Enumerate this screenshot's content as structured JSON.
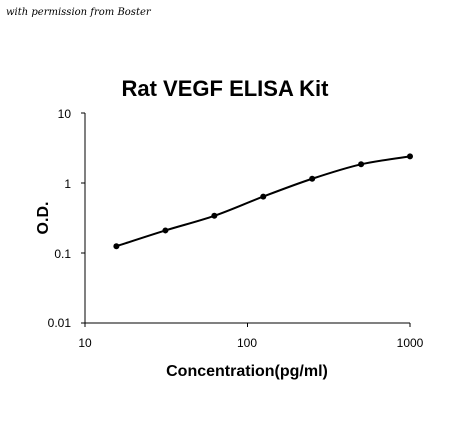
{
  "watermark": "with permission from Boster",
  "chart_data": {
    "type": "line",
    "title": "Rat VEGF ELISA Kit",
    "xlabel": "Concentration(pg/ml)",
    "ylabel": "O.D.",
    "xscale": "log",
    "yscale": "log",
    "xlim": [
      10,
      1000
    ],
    "ylim": [
      0.01,
      10
    ],
    "xticks": [
      "10",
      "100",
      "1000"
    ],
    "yticks": [
      "10",
      "1",
      "0.1",
      "0.01"
    ],
    "grid": false,
    "legend": "none",
    "line_color": "#000000",
    "series": [
      {
        "x": [
          15.6,
          31.25,
          62.5,
          125,
          250,
          500,
          1000
        ],
        "y": [
          0.125,
          0.21,
          0.34,
          0.64,
          1.15,
          1.85,
          2.4
        ]
      }
    ]
  }
}
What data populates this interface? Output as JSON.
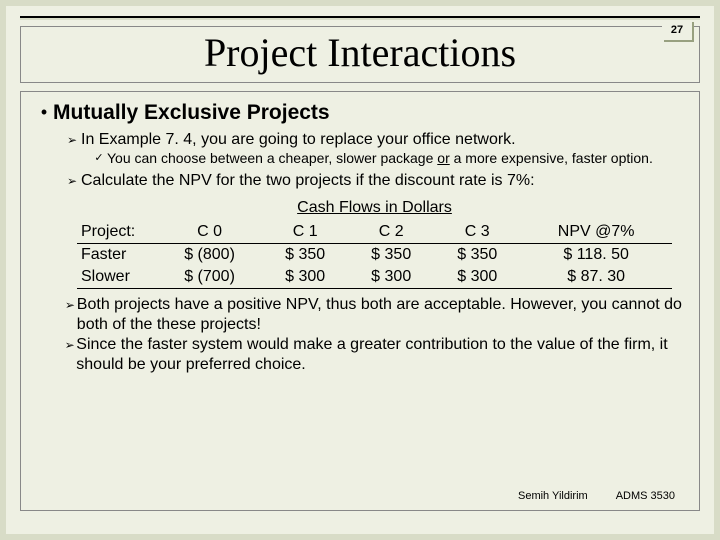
{
  "page_number": "27",
  "title": "Project Interactions",
  "heading": "Mutually Exclusive Projects",
  "bullets": {
    "b1": "In Example 7. 4, you are going to replace your office network.",
    "b1a_pre": "You can choose between a cheaper, slower package ",
    "b1a_u": "or",
    "b1a_post": " a more expensive, faster option.",
    "b2": "Calculate the NPV for the two projects if the discount rate is 7%:",
    "b3": "Both projects have a positive NPV, thus both are acceptable. However, you cannot do both of the these projects!",
    "b4": "Since the faster system would make a greater contribution to the value of the firm, it should be your preferred choice."
  },
  "table": {
    "title": "Cash Flows in Dollars",
    "headers": {
      "project": "Project:",
      "c0": "C 0",
      "c1": "C 1",
      "c2": "C 2",
      "c3": "C 3",
      "npv": "NPV @7%"
    },
    "rows": {
      "r0": {
        "name": "Faster",
        "c0": "$  (800)",
        "c1": "$  350",
        "c2": "$  350",
        "c3": "$  350",
        "npv": "$  118. 50"
      },
      "r1": {
        "name": "Slower",
        "c0": "$  (700)",
        "c1": "$  300",
        "c2": "$  300",
        "c3": "$  300",
        "npv": "$    87. 30"
      }
    }
  },
  "footer": {
    "author": "Semih Yildirim",
    "course": "ADMS 3530"
  },
  "colors": {
    "slide_bg": "#eef0e3",
    "outer_bg": "#d8dcc7"
  }
}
☆ ☆ ☆ ☆
**Description of the task:**
Pictures stay out; reproduce every line of the records exactly.

**Solution to this problem:**
Enumerate this screenshot's content as structured JSON.
{
  "watermark": "with permission from Boster",
  "chart_data": {
    "type": "line",
    "title": "Rat VEGF ELISA Kit",
    "xlabel": "Concentration(pg/ml)",
    "ylabel": "O.D.",
    "xscale": "log",
    "yscale": "log",
    "xlim": [
      10,
      1000
    ],
    "ylim": [
      0.01,
      10
    ],
    "xticks": [
      "10",
      "100",
      "1000"
    ],
    "yticks": [
      "10",
      "1",
      "0.1",
      "0.01"
    ],
    "grid": false,
    "legend": "none",
    "line_color": "#000000",
    "series": [
      {
        "x": [
          15.6,
          31.25,
          62.5,
          125,
          250,
          500,
          1000
        ],
        "y": [
          0.125,
          0.21,
          0.34,
          0.64,
          1.15,
          1.85,
          2.4
        ]
      }
    ]
  }
}
What data populates this interface? Output as JSON.
{
  "page_number": "27",
  "title": "Project Interactions",
  "heading": "Mutually Exclusive Projects",
  "bullets": {
    "b1": "In Example 7. 4, you are going to replace your office network.",
    "b1a_pre": "You can choose between a cheaper, slower package ",
    "b1a_u": "or",
    "b1a_post": " a more expensive, faster option.",
    "b2": "Calculate the NPV for the two projects if the discount rate is 7%:",
    "b3": "Both projects have a positive NPV, thus both are acceptable. However, you cannot do both of the these projects!",
    "b4": "Since the faster system would make a greater contribution to the value of the firm, it should be your preferred choice."
  },
  "table": {
    "title": "Cash Flows in Dollars",
    "headers": {
      "project": "Project:",
      "c0": "C 0",
      "c1": "C 1",
      "c2": "C 2",
      "c3": "C 3",
      "npv": "NPV @7%"
    },
    "rows": {
      "r0": {
        "name": "Faster",
        "c0": "$  (800)",
        "c1": "$  350",
        "c2": "$  350",
        "c3": "$  350",
        "npv": "$  118. 50"
      },
      "r1": {
        "name": "Slower",
        "c0": "$  (700)",
        "c1": "$  300",
        "c2": "$  300",
        "c3": "$  300",
        "npv": "$    87. 30"
      }
    }
  },
  "footer": {
    "author": "Semih Yildirim",
    "course": "ADMS 3530"
  },
  "colors": {
    "slide_bg": "#eef0e3",
    "outer_bg": "#d8dcc7"
  }
}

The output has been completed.